- THE TASK -
Omit the images, then print each record below exactly as it reads.

- - - -

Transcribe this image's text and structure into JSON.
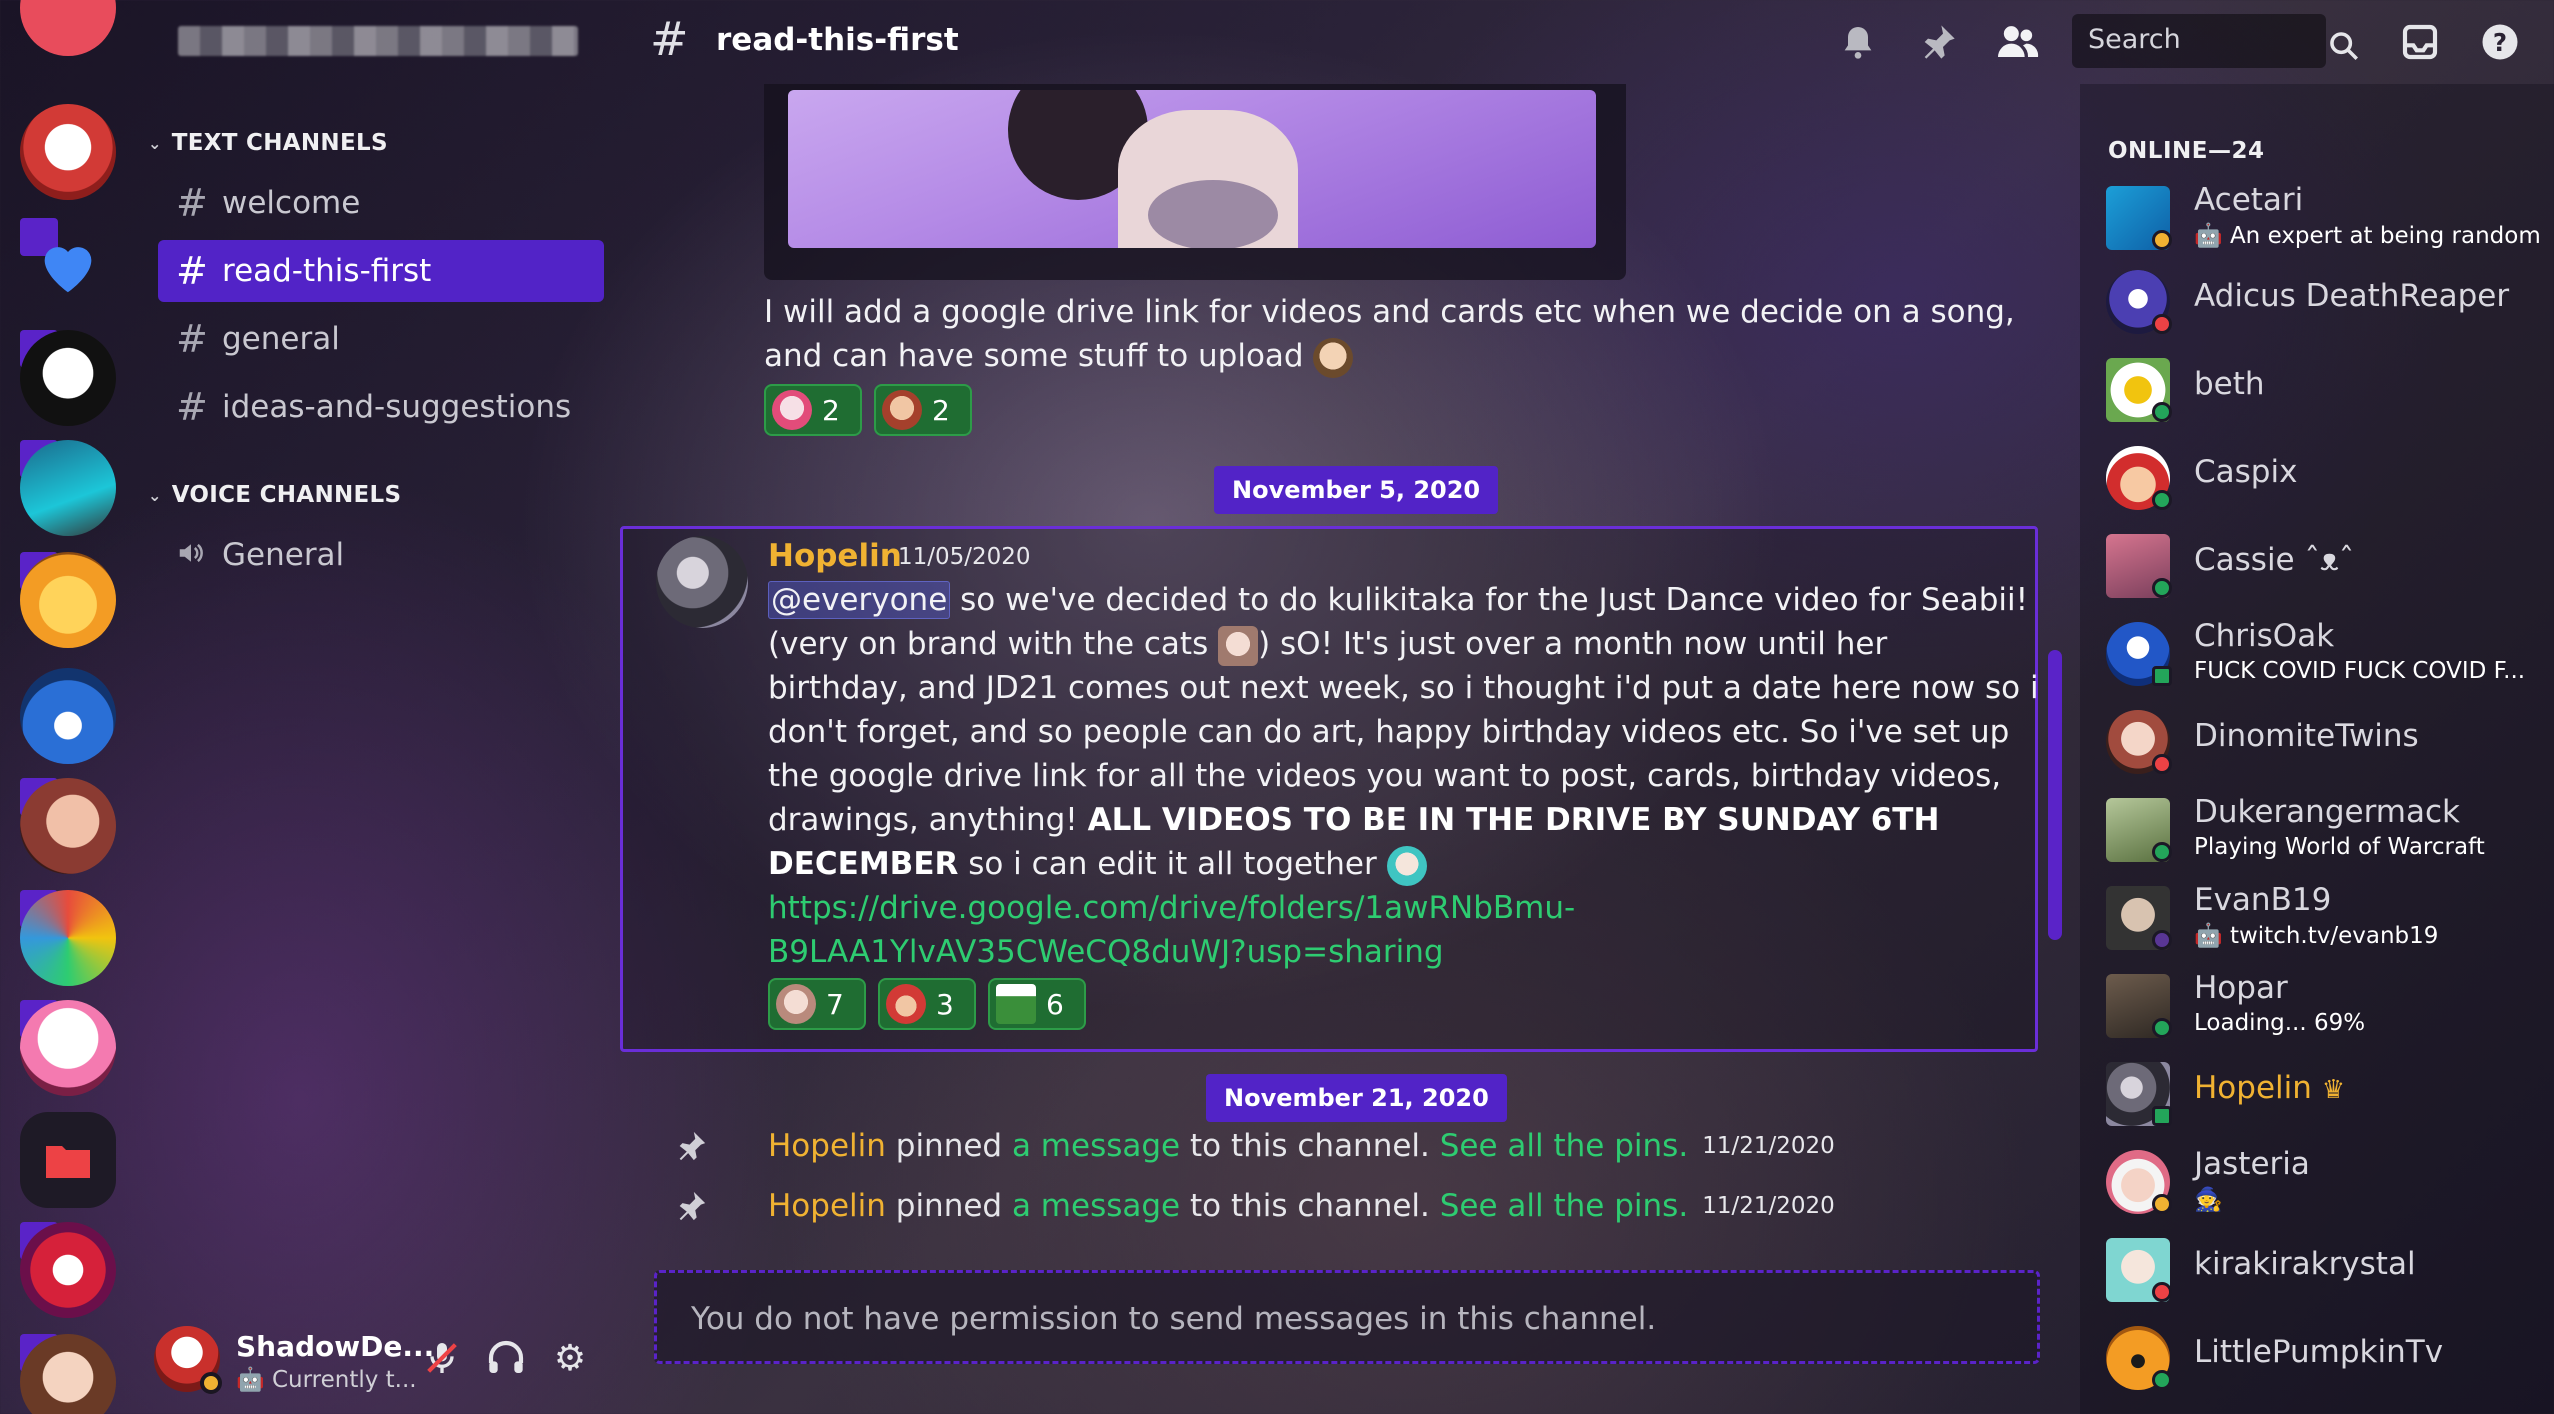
{
  "sidebar": {
    "categories": {
      "text": "TEXT CHANNELS",
      "voice": "VOICE CHANNELS"
    },
    "text_channels": [
      "welcome",
      "read-this-first",
      "general",
      "ideas-and-suggestions"
    ],
    "voice_channels": [
      "General"
    ],
    "active_channel": "read-this-first"
  },
  "user_panel": {
    "name": "ShadowDe...",
    "status": "Currently t..."
  },
  "header": {
    "channel": "read-this-first",
    "search_placeholder": "Search"
  },
  "chat": {
    "prev_message_line1": "I will add a google drive link for videos and cards etc when we decide on a song,",
    "prev_message_line2": "and can have some stuff to upload",
    "prev_reactions": [
      "2",
      "2"
    ],
    "date1": "November 5, 2020",
    "message": {
      "author": "Hopelin",
      "timestamp": "11/05/2020",
      "mention": "@everyone",
      "line1": " so we've decided to do kulikitaka for the Just Dance video for Seabii!",
      "line2a": "(very on brand with the cats ",
      "line2b": ") sO! It's just over a month now until her",
      "line3": "birthday, and JD21 comes out next week, so i thought i'd put a date here now so i",
      "line4": "don't forget, and so people can do art, happy birthday videos etc. So i've set up",
      "line5": "the google drive link for all the videos you want to post, cards, birthday videos,",
      "line6a": "drawings, anything! ",
      "line6b": "ALL VIDEOS TO BE IN THE DRIVE BY SUNDAY 6TH",
      "line7a": "DECEMBER",
      "line7b": " so i can edit it all together",
      "link1": "https://drive.google.com/drive/folders/1awRNbBmu-",
      "link2": "B9LAA1YlvAV35CWeCQ8duWJ?usp=sharing",
      "reactions": [
        "7",
        "3",
        "6"
      ]
    },
    "date2": "November 21, 2020",
    "pins": [
      {
        "author": "Hopelin",
        "pinned": " pinned ",
        "message": "a message",
        "to": " to this channel. ",
        "see": "See all the pins.",
        "time": "11/21/2020"
      },
      {
        "author": "Hopelin",
        "pinned": " pinned ",
        "message": "a message",
        "to": " to this channel. ",
        "see": "See all the pins.",
        "time": "11/21/2020"
      }
    ],
    "no_permission": "You do not have permission to send messages in this channel."
  },
  "members": {
    "header": "ONLINE—24",
    "list": [
      {
        "name": "Acetari",
        "activity": "An expert at being random"
      },
      {
        "name": "Adicus DeathReaper",
        "activity": ""
      },
      {
        "name": "beth",
        "activity": ""
      },
      {
        "name": "Caspix",
        "activity": ""
      },
      {
        "name": "Cassie ˆᴥˆ",
        "activity": ""
      },
      {
        "name": "ChrisOak",
        "activity": "FUCK COVID FUCK COVID F..."
      },
      {
        "name": "DinomiteTwins",
        "activity": ""
      },
      {
        "name": "Dukerangermack",
        "activity": "Playing World of Warcraft"
      },
      {
        "name": "EvanB19",
        "activity": "twitch.tv/evanb19"
      },
      {
        "name": "Hopar",
        "activity": "Loading... 69%"
      },
      {
        "name": "Hopelin",
        "activity": ""
      },
      {
        "name": "Jasteria",
        "activity": ""
      },
      {
        "name": "kirakirakrystal",
        "activity": ""
      },
      {
        "name": "LittlePumpkinTv",
        "activity": ""
      }
    ]
  },
  "colors": {
    "accent": "#5223c7",
    "mention_gold": "#f0b232",
    "link_green": "#2ecc71",
    "reaction_green": "#1f6d32"
  }
}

- - - -

- CORRECT OUTPUT -
Transcribe this image's text and structure into JSON.
{
  "sidebar": {
    "categories": {
      "text": "TEXT CHANNELS",
      "voice": "VOICE CHANNELS"
    },
    "text_channels": [
      "welcome",
      "read-this-first",
      "general",
      "ideas-and-suggestions"
    ],
    "voice_channels": [
      "General"
    ],
    "active_channel": "read-this-first"
  },
  "user_panel": {
    "name": "ShadowDe...",
    "status": "Currently t..."
  },
  "header": {
    "channel": "read-this-first",
    "search_placeholder": "Search"
  },
  "chat": {
    "prev_message_line1": "I will add a google drive link for videos and cards etc when we decide on a song,",
    "prev_message_line2": "and can have some stuff to upload",
    "prev_reactions": [
      "2",
      "2"
    ],
    "date1": "November 5, 2020",
    "message": {
      "author": "Hopelin",
      "timestamp": "11/05/2020",
      "mention": "@everyone",
      "line1": " so we've decided to do kulikitaka for the Just Dance video for Seabii!",
      "line2a": "(very on brand with the cats ",
      "line2b": ") sO! It's just over a month now until her",
      "line3": "birthday, and JD21 comes out next week, so i thought i'd put a date here now so i",
      "line4": "don't forget, and so people can do art, happy birthday videos etc. So i've set up",
      "line5": "the google drive link for all the videos you want to post, cards, birthday videos,",
      "line6a": "drawings, anything! ",
      "line6b": "ALL VIDEOS TO BE IN THE DRIVE BY SUNDAY 6TH",
      "line7a": "DECEMBER",
      "line7b": " so i can edit it all together",
      "link1": "https://drive.google.com/drive/folders/1awRNbBmu-",
      "link2": "B9LAA1YlvAV35CWeCQ8duWJ?usp=sharing",
      "reactions": [
        "7",
        "3",
        "6"
      ]
    },
    "date2": "November 21, 2020",
    "pins": [
      {
        "author": "Hopelin",
        "pinned": " pinned ",
        "message": "a message",
        "to": " to this channel. ",
        "see": "See all the pins.",
        "time": "11/21/2020"
      },
      {
        "author": "Hopelin",
        "pinned": " pinned ",
        "message": "a message",
        "to": " to this channel. ",
        "see": "See all the pins.",
        "time": "11/21/2020"
      }
    ],
    "no_permission": "You do not have permission to send messages in this channel."
  },
  "members": {
    "header": "ONLINE—24",
    "list": [
      {
        "name": "Acetari",
        "activity": "An expert at being random"
      },
      {
        "name": "Adicus DeathReaper",
        "activity": ""
      },
      {
        "name": "beth",
        "activity": ""
      },
      {
        "name": "Caspix",
        "activity": ""
      },
      {
        "name": "Cassie ˆᴥˆ",
        "activity": ""
      },
      {
        "name": "ChrisOak",
        "activity": "FUCK COVID FUCK COVID F..."
      },
      {
        "name": "DinomiteTwins",
        "activity": ""
      },
      {
        "name": "Dukerangermack",
        "activity": "Playing World of Warcraft"
      },
      {
        "name": "EvanB19",
        "activity": "twitch.tv/evanb19"
      },
      {
        "name": "Hopar",
        "activity": "Loading... 69%"
      },
      {
        "name": "Hopelin",
        "activity": ""
      },
      {
        "name": "Jasteria",
        "activity": ""
      },
      {
        "name": "kirakirakrystal",
        "activity": ""
      },
      {
        "name": "LittlePumpkinTv",
        "activity": ""
      }
    ]
  },
  "colors": {
    "accent": "#5223c7",
    "mention_gold": "#f0b232",
    "link_green": "#2ecc71",
    "reaction_green": "#1f6d32"
  }
}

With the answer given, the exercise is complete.